_Written problem_: Transcribe the listing word for word.

Part of a data file
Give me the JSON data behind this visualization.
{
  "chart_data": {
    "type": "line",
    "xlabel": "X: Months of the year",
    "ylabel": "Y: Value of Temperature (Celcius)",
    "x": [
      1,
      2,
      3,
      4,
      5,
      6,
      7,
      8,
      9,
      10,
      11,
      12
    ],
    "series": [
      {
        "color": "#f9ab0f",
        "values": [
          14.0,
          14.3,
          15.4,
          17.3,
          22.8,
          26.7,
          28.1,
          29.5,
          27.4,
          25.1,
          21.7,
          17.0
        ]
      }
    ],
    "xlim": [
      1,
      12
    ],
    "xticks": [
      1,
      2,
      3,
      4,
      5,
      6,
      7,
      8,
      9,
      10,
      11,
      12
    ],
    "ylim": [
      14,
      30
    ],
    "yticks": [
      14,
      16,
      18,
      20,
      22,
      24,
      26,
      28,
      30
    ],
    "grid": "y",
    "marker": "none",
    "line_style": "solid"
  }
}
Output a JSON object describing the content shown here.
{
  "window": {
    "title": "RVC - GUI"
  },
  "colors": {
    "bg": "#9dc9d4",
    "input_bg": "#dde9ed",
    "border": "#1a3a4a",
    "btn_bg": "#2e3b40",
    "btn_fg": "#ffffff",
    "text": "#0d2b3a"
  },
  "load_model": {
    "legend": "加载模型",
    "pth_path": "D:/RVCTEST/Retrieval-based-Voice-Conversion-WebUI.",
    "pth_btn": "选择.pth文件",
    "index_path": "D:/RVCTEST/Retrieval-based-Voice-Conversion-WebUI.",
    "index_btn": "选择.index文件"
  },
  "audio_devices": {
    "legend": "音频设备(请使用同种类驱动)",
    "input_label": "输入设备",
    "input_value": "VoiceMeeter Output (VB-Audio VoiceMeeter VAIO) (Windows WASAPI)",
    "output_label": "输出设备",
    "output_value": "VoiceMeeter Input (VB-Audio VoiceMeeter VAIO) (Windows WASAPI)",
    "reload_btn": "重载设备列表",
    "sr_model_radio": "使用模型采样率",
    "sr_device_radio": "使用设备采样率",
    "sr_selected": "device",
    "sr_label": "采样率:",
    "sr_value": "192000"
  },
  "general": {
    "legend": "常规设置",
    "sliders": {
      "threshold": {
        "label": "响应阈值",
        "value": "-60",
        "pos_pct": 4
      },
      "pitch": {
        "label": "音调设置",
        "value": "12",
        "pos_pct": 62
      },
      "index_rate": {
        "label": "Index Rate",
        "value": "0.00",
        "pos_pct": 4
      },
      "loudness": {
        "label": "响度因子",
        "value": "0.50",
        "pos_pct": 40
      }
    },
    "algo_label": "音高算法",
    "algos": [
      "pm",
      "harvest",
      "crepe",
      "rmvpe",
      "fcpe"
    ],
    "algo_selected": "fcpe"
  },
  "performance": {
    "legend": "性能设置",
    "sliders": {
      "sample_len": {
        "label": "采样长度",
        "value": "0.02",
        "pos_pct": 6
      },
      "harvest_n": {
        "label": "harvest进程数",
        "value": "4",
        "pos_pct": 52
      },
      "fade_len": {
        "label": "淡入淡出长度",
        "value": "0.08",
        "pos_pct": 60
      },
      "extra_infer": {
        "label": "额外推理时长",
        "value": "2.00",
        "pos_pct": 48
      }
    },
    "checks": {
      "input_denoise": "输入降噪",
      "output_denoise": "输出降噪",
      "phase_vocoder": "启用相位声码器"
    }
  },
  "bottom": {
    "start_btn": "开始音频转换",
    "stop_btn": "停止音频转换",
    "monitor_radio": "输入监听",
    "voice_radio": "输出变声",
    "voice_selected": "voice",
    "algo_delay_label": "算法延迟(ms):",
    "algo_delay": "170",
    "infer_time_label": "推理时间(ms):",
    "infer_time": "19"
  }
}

_Exercise output_:
Give me the JSON data behind this visualization.
{
  "chart_data": {
    "type": "line",
    "xlabel": "X: Months of the year",
    "ylabel": "Y: Value of Temperature (Celcius)",
    "x": [
      1,
      2,
      3,
      4,
      5,
      6,
      7,
      8,
      9,
      10,
      11,
      12
    ],
    "series": [
      {
        "color": "#f9ab0f",
        "values": [
          14.0,
          14.3,
          15.4,
          17.3,
          22.8,
          26.7,
          28.1,
          29.5,
          27.4,
          25.1,
          21.7,
          17.0
        ]
      }
    ],
    "xlim": [
      1,
      12
    ],
    "xticks": [
      1,
      2,
      3,
      4,
      5,
      6,
      7,
      8,
      9,
      10,
      11,
      12
    ],
    "ylim": [
      14,
      30
    ],
    "yticks": [
      14,
      16,
      18,
      20,
      22,
      24,
      26,
      28,
      30
    ],
    "grid": "y",
    "marker": "none",
    "line_style": "solid"
  }
}
Output a JSON object describing the content shown here.
{
  "window": {
    "title": "RVC - GUI"
  },
  "colors": {
    "bg": "#9dc9d4",
    "input_bg": "#dde9ed",
    "border": "#1a3a4a",
    "btn_bg": "#2e3b40",
    "btn_fg": "#ffffff",
    "text": "#0d2b3a"
  },
  "load_model": {
    "legend": "加载模型",
    "pth_path": "D:/RVCTEST/Retrieval-based-Voice-Conversion-WebUI.",
    "pth_btn": "选择.pth文件",
    "index_path": "D:/RVCTEST/Retrieval-based-Voice-Conversion-WebUI.",
    "index_btn": "选择.index文件"
  },
  "audio_devices": {
    "legend": "音频设备(请使用同种类驱动)",
    "input_label": "输入设备",
    "input_value": "VoiceMeeter Output (VB-Audio VoiceMeeter VAIO) (Windows WASAPI)",
    "output_label": "输出设备",
    "output_value": "VoiceMeeter Input (VB-Audio VoiceMeeter VAIO) (Windows WASAPI)",
    "reload_btn": "重载设备列表",
    "sr_model_radio": "使用模型采样率",
    "sr_device_radio": "使用设备采样率",
    "sr_selected": "device",
    "sr_label": "采样率:",
    "sr_value": "192000"
  },
  "general": {
    "legend": "常规设置",
    "sliders": {
      "threshold": {
        "label": "响应阈值",
        "value": "-60",
        "pos_pct": 4
      },
      "pitch": {
        "label": "音调设置",
        "value": "12",
        "pos_pct": 62
      },
      "index_rate": {
        "label": "Index Rate",
        "value": "0.00",
        "pos_pct": 4
      },
      "loudness": {
        "label": "响度因子",
        "value": "0.50",
        "pos_pct": 40
      }
    },
    "algo_label": "音高算法",
    "algos": [
      "pm",
      "harvest",
      "crepe",
      "rmvpe",
      "fcpe"
    ],
    "algo_selected": "fcpe"
  },
  "performance": {
    "legend": "性能设置",
    "sliders": {
      "sample_len": {
        "label": "采样长度",
        "value": "0.02",
        "pos_pct": 6
      },
      "harvest_n": {
        "label": "harvest进程数",
        "value": "4",
        "pos_pct": 52
      },
      "fade_len": {
        "label": "淡入淡出长度",
        "value": "0.08",
        "pos_pct": 60
      },
      "extra_infer": {
        "label": "额外推理时长",
        "value": "2.00",
        "pos_pct": 48
      }
    },
    "checks": {
      "input_denoise": "输入降噪",
      "output_denoise": "输出降噪",
      "phase_vocoder": "启用相位声码器"
    }
  },
  "bottom": {
    "start_btn": "开始音频转换",
    "stop_btn": "停止音频转换",
    "monitor_radio": "输入监听",
    "voice_radio": "输出变声",
    "voice_selected": "voice",
    "algo_delay_label": "算法延迟(ms):",
    "algo_delay": "170",
    "infer_time_label": "推理时间(ms):",
    "infer_time": "19"
  }
}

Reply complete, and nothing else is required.